> **REQUIREMENT**
Write every line of the material out exactly as shown.

> **WORKING DATA**
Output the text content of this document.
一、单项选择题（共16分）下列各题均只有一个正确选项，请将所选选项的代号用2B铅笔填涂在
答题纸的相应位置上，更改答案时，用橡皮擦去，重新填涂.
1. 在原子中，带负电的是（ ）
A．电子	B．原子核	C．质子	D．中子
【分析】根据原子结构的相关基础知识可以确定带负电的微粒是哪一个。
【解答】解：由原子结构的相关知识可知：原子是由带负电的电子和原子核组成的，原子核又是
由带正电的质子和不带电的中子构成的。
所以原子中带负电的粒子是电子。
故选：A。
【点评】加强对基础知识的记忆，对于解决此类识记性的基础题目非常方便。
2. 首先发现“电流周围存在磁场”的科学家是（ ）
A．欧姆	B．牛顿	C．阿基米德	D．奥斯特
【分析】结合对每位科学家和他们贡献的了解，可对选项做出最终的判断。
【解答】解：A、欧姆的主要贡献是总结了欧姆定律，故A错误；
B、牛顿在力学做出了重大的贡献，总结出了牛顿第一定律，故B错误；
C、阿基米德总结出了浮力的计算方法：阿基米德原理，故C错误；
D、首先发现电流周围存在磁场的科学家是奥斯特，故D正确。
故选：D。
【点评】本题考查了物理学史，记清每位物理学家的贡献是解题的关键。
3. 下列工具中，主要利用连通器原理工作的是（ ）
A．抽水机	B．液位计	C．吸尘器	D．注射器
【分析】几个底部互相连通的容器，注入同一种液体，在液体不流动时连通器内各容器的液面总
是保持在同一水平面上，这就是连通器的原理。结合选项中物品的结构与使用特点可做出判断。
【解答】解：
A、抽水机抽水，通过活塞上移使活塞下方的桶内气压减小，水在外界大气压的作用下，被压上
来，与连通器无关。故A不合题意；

> **FULL RESPONSE**
Output the text content of this document.
一、单项选择题（共16分）下列各题均只有一个正确选项，请将所选选项的代号用2B铅笔填涂在
答题纸的相应位置上，更改答案时，用橡皮擦去，重新填涂.
1. 在原子中，带负电的是（ ）
A．电子	B．原子核	C．质子	D．中子
【分析】根据原子结构的相关基础知识可以确定带负电的微粒是哪一个。
【解答】解：由原子结构的相关知识可知：原子是由带负电的电子和原子核组成的，原子核又是
由带正电的质子和不带电的中子构成的。
所以原子中带负电的粒子是电子。
故选：A。
【点评】加强对基础知识的记忆，对于解决此类识记性的基础题目非常方便。
2. 首先发现“电流周围存在磁场”的科学家是（ ）
A．欧姆	B．牛顿	C．阿基米德	D．奥斯特
【分析】结合对每位科学家和他们贡献的了解，可对选项做出最终的判断。
【解答】解：A、欧姆的主要贡献是总结了欧姆定律，故A错误；
B、牛顿在力学做出了重大的贡献，总结出了牛顿第一定律，故B错误；
C、阿基米德总结出了浮力的计算方法：阿基米德原理，故C错误；
D、首先发现电流周围存在磁场的科学家是奥斯特，故D正确。
故选：D。
【点评】本题考查了物理学史，记清每位物理学家的贡献是解题的关键。
3. 下列工具中，主要利用连通器原理工作的是（ ）
A．抽水机	B．液位计	C．吸尘器	D．注射器
【分析】几个底部互相连通的容器，注入同一种液体，在液体不流动时连通器内各容器的液面总
是保持在同一水平面上，这就是连通器的原理。结合选项中物品的结构与使用特点可做出判断。
【解答】解：
A、抽水机抽水，通过活塞上移使活塞下方的桶内气压减小，水在外界大气压的作用下，被压上
来，与连通器无关。故A不合题意；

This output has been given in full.